**Written problem:** Please reproduce every record, keeping each one exactly as written.

[Records from a data collection]
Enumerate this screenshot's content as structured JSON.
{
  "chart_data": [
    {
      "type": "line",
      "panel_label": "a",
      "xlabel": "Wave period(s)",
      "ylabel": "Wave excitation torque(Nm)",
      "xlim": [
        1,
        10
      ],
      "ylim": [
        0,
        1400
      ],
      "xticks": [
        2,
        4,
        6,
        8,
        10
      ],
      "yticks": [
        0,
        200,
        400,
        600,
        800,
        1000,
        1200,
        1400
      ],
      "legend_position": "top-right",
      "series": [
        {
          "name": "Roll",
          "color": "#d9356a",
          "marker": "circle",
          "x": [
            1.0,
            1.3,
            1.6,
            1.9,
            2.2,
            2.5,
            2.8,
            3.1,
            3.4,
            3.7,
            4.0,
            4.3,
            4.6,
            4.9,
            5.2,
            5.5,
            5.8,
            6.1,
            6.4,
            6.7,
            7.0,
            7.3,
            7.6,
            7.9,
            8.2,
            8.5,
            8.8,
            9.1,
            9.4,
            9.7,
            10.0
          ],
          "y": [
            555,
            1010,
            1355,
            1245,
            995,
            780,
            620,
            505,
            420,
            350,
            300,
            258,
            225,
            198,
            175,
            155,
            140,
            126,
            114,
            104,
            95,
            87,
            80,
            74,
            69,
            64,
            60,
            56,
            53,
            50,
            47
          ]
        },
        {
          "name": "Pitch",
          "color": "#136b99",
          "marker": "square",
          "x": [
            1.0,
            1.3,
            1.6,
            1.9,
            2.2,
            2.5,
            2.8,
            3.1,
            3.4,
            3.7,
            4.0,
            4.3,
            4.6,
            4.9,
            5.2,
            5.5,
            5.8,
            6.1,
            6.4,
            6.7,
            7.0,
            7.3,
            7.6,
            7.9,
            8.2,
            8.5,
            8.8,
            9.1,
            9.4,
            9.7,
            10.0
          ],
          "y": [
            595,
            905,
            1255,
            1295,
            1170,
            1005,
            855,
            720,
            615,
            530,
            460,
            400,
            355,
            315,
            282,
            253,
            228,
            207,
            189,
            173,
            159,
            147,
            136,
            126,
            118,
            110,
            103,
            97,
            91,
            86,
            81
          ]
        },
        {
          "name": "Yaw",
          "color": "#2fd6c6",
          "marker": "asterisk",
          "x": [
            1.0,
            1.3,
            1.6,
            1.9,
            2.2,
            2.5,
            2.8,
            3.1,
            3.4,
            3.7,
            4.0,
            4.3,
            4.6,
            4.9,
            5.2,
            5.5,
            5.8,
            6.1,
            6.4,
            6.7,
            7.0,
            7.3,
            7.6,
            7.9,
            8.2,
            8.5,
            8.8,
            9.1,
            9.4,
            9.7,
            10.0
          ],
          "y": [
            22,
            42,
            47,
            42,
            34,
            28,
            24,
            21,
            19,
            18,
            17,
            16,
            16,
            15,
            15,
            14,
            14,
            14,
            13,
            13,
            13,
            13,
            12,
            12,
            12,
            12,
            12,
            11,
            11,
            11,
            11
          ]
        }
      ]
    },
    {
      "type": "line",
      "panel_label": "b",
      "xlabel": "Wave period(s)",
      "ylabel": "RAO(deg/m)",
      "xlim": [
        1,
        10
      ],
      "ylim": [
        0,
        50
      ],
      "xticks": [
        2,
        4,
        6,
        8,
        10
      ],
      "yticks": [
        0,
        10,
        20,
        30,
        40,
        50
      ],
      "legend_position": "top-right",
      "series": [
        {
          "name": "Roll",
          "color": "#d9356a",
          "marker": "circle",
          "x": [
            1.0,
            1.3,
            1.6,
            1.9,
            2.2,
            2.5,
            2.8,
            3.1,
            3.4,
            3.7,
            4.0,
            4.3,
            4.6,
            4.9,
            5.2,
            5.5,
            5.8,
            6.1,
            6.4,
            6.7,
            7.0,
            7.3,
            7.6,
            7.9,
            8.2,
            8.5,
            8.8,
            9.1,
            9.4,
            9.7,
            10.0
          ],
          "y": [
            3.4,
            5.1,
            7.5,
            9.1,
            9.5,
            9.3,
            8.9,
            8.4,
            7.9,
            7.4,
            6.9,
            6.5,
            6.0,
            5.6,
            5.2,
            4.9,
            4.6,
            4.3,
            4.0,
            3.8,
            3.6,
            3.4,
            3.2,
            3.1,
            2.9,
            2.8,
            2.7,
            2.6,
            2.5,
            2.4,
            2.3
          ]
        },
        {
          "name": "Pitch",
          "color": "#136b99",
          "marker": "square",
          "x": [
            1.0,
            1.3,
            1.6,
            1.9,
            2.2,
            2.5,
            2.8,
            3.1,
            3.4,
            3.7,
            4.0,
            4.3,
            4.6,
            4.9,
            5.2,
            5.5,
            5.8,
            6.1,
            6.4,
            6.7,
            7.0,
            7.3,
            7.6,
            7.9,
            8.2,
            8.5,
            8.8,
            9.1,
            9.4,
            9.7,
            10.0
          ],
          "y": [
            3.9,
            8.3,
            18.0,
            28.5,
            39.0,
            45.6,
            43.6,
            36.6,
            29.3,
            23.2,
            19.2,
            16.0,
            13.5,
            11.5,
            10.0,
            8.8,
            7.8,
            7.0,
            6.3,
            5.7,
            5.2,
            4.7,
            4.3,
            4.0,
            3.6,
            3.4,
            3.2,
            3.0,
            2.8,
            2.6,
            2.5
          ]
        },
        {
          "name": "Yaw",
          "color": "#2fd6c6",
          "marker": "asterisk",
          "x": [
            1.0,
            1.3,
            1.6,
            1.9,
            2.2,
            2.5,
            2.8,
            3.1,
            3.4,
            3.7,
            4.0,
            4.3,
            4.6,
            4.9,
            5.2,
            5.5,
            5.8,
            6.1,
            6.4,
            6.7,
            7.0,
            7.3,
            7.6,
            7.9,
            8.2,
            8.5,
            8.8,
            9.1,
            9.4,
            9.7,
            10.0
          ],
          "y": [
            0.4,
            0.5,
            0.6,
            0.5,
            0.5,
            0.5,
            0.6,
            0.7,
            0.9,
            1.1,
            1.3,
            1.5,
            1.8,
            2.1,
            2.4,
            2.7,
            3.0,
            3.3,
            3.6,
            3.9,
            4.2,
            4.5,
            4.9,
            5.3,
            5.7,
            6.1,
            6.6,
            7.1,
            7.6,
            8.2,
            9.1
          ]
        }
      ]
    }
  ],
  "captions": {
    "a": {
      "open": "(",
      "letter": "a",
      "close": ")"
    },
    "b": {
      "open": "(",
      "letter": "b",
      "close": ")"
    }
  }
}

**Response for this exercise:**
Enumerate this screenshot's content as structured JSON.
{
  "chart_data": [
    {
      "type": "line",
      "panel_label": "a",
      "xlabel": "Wave period(s)",
      "ylabel": "Wave excitation torque(Nm)",
      "xlim": [
        1,
        10
      ],
      "ylim": [
        0,
        1400
      ],
      "xticks": [
        2,
        4,
        6,
        8,
        10
      ],
      "yticks": [
        0,
        200,
        400,
        600,
        800,
        1000,
        1200,
        1400
      ],
      "legend_position": "top-right",
      "series": [
        {
          "name": "Roll",
          "color": "#d9356a",
          "marker": "circle",
          "x": [
            1.0,
            1.3,
            1.6,
            1.9,
            2.2,
            2.5,
            2.8,
            3.1,
            3.4,
            3.7,
            4.0,
            4.3,
            4.6,
            4.9,
            5.2,
            5.5,
            5.8,
            6.1,
            6.4,
            6.7,
            7.0,
            7.3,
            7.6,
            7.9,
            8.2,
            8.5,
            8.8,
            9.1,
            9.4,
            9.7,
            10.0
          ],
          "y": [
            555,
            1010,
            1355,
            1245,
            995,
            780,
            620,
            505,
            420,
            350,
            300,
            258,
            225,
            198,
            175,
            155,
            140,
            126,
            114,
            104,
            95,
            87,
            80,
            74,
            69,
            64,
            60,
            56,
            53,
            50,
            47
          ]
        },
        {
          "name": "Pitch",
          "color": "#136b99",
          "marker": "square",
          "x": [
            1.0,
            1.3,
            1.6,
            1.9,
            2.2,
            2.5,
            2.8,
            3.1,
            3.4,
            3.7,
            4.0,
            4.3,
            4.6,
            4.9,
            5.2,
            5.5,
            5.8,
            6.1,
            6.4,
            6.7,
            7.0,
            7.3,
            7.6,
            7.9,
            8.2,
            8.5,
            8.8,
            9.1,
            9.4,
            9.7,
            10.0
          ],
          "y": [
            595,
            905,
            1255,
            1295,
            1170,
            1005,
            855,
            720,
            615,
            530,
            460,
            400,
            355,
            315,
            282,
            253,
            228,
            207,
            189,
            173,
            159,
            147,
            136,
            126,
            118,
            110,
            103,
            97,
            91,
            86,
            81
          ]
        },
        {
          "name": "Yaw",
          "color": "#2fd6c6",
          "marker": "asterisk",
          "x": [
            1.0,
            1.3,
            1.6,
            1.9,
            2.2,
            2.5,
            2.8,
            3.1,
            3.4,
            3.7,
            4.0,
            4.3,
            4.6,
            4.9,
            5.2,
            5.5,
            5.8,
            6.1,
            6.4,
            6.7,
            7.0,
            7.3,
            7.6,
            7.9,
            8.2,
            8.5,
            8.8,
            9.1,
            9.4,
            9.7,
            10.0
          ],
          "y": [
            22,
            42,
            47,
            42,
            34,
            28,
            24,
            21,
            19,
            18,
            17,
            16,
            16,
            15,
            15,
            14,
            14,
            14,
            13,
            13,
            13,
            13,
            12,
            12,
            12,
            12,
            12,
            11,
            11,
            11,
            11
          ]
        }
      ]
    },
    {
      "type": "line",
      "panel_label": "b",
      "xlabel": "Wave period(s)",
      "ylabel": "RAO(deg/m)",
      "xlim": [
        1,
        10
      ],
      "ylim": [
        0,
        50
      ],
      "xticks": [
        2,
        4,
        6,
        8,
        10
      ],
      "yticks": [
        0,
        10,
        20,
        30,
        40,
        50
      ],
      "legend_position": "top-right",
      "series": [
        {
          "name": "Roll",
          "color": "#d9356a",
          "marker": "circle",
          "x": [
            1.0,
            1.3,
            1.6,
            1.9,
            2.2,
            2.5,
            2.8,
            3.1,
            3.4,
            3.7,
            4.0,
            4.3,
            4.6,
            4.9,
            5.2,
            5.5,
            5.8,
            6.1,
            6.4,
            6.7,
            7.0,
            7.3,
            7.6,
            7.9,
            8.2,
            8.5,
            8.8,
            9.1,
            9.4,
            9.7,
            10.0
          ],
          "y": [
            3.4,
            5.1,
            7.5,
            9.1,
            9.5,
            9.3,
            8.9,
            8.4,
            7.9,
            7.4,
            6.9,
            6.5,
            6.0,
            5.6,
            5.2,
            4.9,
            4.6,
            4.3,
            4.0,
            3.8,
            3.6,
            3.4,
            3.2,
            3.1,
            2.9,
            2.8,
            2.7,
            2.6,
            2.5,
            2.4,
            2.3
          ]
        },
        {
          "name": "Pitch",
          "color": "#136b99",
          "marker": "square",
          "x": [
            1.0,
            1.3,
            1.6,
            1.9,
            2.2,
            2.5,
            2.8,
            3.1,
            3.4,
            3.7,
            4.0,
            4.3,
            4.6,
            4.9,
            5.2,
            5.5,
            5.8,
            6.1,
            6.4,
            6.7,
            7.0,
            7.3,
            7.6,
            7.9,
            8.2,
            8.5,
            8.8,
            9.1,
            9.4,
            9.7,
            10.0
          ],
          "y": [
            3.9,
            8.3,
            18.0,
            28.5,
            39.0,
            45.6,
            43.6,
            36.6,
            29.3,
            23.2,
            19.2,
            16.0,
            13.5,
            11.5,
            10.0,
            8.8,
            7.8,
            7.0,
            6.3,
            5.7,
            5.2,
            4.7,
            4.3,
            4.0,
            3.6,
            3.4,
            3.2,
            3.0,
            2.8,
            2.6,
            2.5
          ]
        },
        {
          "name": "Yaw",
          "color": "#2fd6c6",
          "marker": "asterisk",
          "x": [
            1.0,
            1.3,
            1.6,
            1.9,
            2.2,
            2.5,
            2.8,
            3.1,
            3.4,
            3.7,
            4.0,
            4.3,
            4.6,
            4.9,
            5.2,
            5.5,
            5.8,
            6.1,
            6.4,
            6.7,
            7.0,
            7.3,
            7.6,
            7.9,
            8.2,
            8.5,
            8.8,
            9.1,
            9.4,
            9.7,
            10.0
          ],
          "y": [
            0.4,
            0.5,
            0.6,
            0.5,
            0.5,
            0.5,
            0.6,
            0.7,
            0.9,
            1.1,
            1.3,
            1.5,
            1.8,
            2.1,
            2.4,
            2.7,
            3.0,
            3.3,
            3.6,
            3.9,
            4.2,
            4.5,
            4.9,
            5.3,
            5.7,
            6.1,
            6.6,
            7.1,
            7.6,
            8.2,
            9.1
          ]
        }
      ]
    }
  ],
  "captions": {
    "a": {
      "open": "(",
      "letter": "a",
      "close": ")"
    },
    "b": {
      "open": "(",
      "letter": "b",
      "close": ")"
    }
  }
}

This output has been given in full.